- [TASK TO CARRY OUT]
Select the lines that hold the word "this" and copy each one.

- [DATA TO PROCESS]
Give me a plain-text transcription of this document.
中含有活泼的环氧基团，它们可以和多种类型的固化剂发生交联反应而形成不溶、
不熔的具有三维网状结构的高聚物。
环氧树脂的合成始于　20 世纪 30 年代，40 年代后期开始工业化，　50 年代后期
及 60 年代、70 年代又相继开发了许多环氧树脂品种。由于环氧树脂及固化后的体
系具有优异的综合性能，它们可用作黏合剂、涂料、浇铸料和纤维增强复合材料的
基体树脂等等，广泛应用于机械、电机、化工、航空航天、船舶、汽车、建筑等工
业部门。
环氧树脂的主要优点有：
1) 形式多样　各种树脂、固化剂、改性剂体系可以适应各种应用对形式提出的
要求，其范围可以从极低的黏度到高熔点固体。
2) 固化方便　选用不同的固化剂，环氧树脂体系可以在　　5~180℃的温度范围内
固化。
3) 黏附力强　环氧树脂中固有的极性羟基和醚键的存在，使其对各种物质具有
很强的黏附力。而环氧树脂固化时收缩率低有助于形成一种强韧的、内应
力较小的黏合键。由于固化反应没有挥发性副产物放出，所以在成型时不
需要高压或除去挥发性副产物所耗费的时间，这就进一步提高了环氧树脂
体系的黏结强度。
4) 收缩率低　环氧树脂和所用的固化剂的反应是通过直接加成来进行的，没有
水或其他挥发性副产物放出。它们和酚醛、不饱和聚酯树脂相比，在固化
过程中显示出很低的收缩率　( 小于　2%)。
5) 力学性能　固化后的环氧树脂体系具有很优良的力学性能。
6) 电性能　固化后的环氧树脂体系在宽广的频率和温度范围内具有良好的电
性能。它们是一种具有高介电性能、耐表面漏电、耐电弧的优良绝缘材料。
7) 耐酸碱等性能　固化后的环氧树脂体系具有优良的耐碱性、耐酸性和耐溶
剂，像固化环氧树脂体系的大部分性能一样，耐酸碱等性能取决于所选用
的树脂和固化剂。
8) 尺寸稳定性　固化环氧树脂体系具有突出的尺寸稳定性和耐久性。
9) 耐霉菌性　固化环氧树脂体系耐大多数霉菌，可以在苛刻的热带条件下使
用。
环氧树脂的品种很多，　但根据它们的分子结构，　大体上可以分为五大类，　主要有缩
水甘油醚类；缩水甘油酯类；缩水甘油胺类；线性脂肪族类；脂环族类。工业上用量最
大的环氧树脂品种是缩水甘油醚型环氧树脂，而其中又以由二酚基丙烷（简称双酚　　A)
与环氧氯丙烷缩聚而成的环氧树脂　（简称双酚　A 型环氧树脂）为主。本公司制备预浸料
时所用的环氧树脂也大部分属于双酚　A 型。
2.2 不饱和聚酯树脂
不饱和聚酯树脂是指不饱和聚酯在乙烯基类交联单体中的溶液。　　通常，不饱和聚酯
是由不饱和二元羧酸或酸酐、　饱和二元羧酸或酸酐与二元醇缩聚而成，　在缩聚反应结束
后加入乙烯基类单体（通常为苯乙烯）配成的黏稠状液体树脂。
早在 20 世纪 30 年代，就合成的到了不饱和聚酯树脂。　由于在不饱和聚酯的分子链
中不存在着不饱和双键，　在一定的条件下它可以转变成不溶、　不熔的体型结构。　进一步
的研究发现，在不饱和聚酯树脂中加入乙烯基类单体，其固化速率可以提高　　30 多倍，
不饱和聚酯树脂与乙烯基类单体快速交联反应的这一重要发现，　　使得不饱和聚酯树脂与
...
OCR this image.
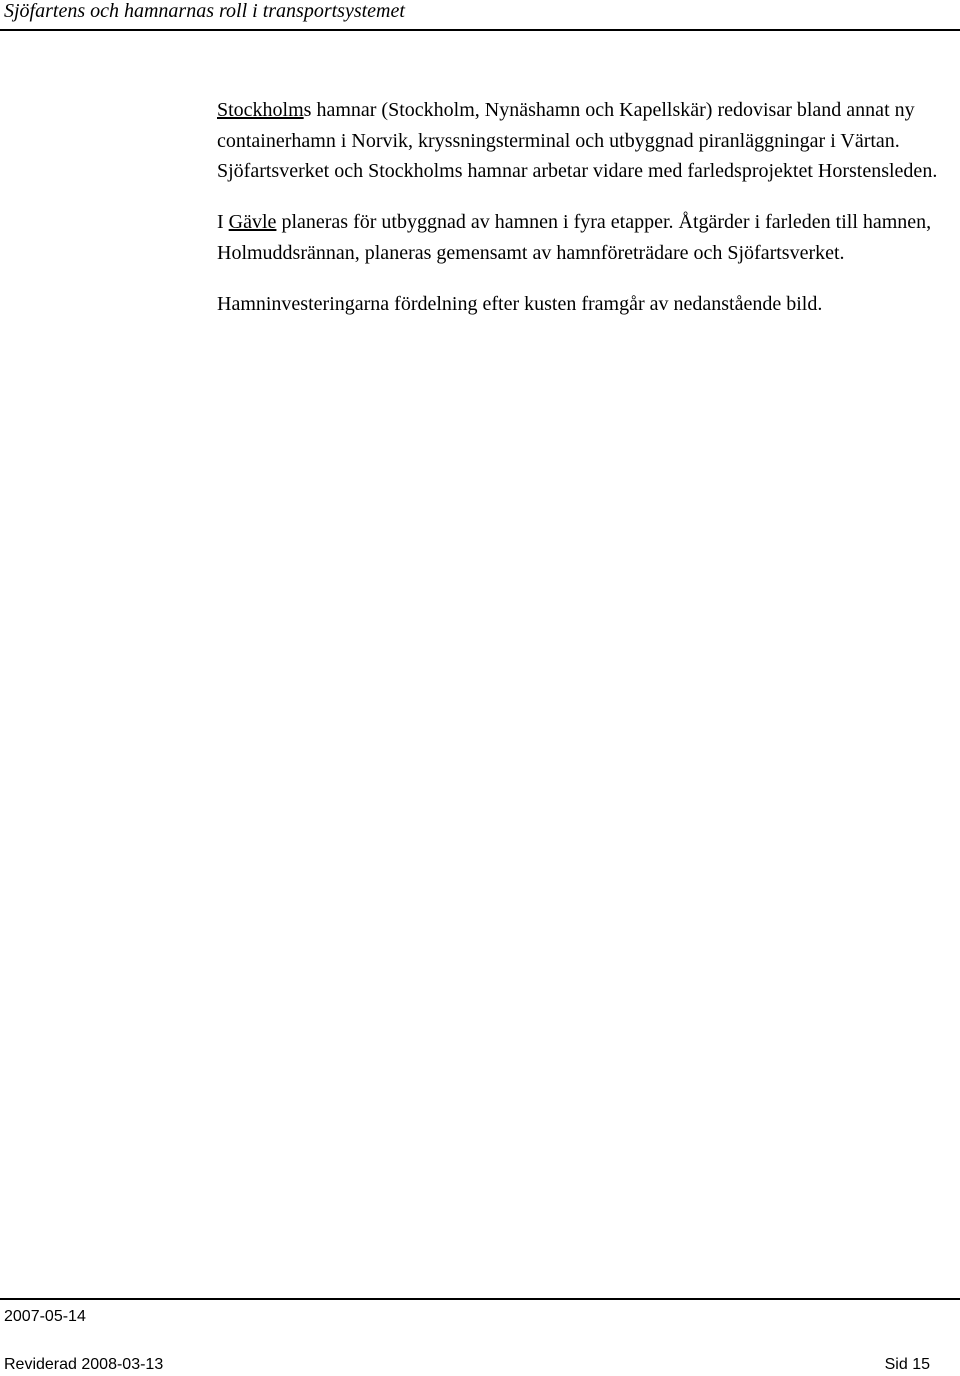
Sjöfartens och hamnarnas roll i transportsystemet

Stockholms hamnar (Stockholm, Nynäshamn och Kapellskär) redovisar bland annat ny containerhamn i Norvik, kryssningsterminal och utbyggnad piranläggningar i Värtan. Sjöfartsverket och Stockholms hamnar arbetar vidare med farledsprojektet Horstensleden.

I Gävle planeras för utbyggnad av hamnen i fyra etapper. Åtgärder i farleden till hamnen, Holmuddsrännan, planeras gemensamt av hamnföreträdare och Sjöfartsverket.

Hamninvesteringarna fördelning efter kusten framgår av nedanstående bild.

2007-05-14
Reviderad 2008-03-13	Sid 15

- [WRITTEN ANSWER]
Give me a plain-text transcription of this document.
OCR this image.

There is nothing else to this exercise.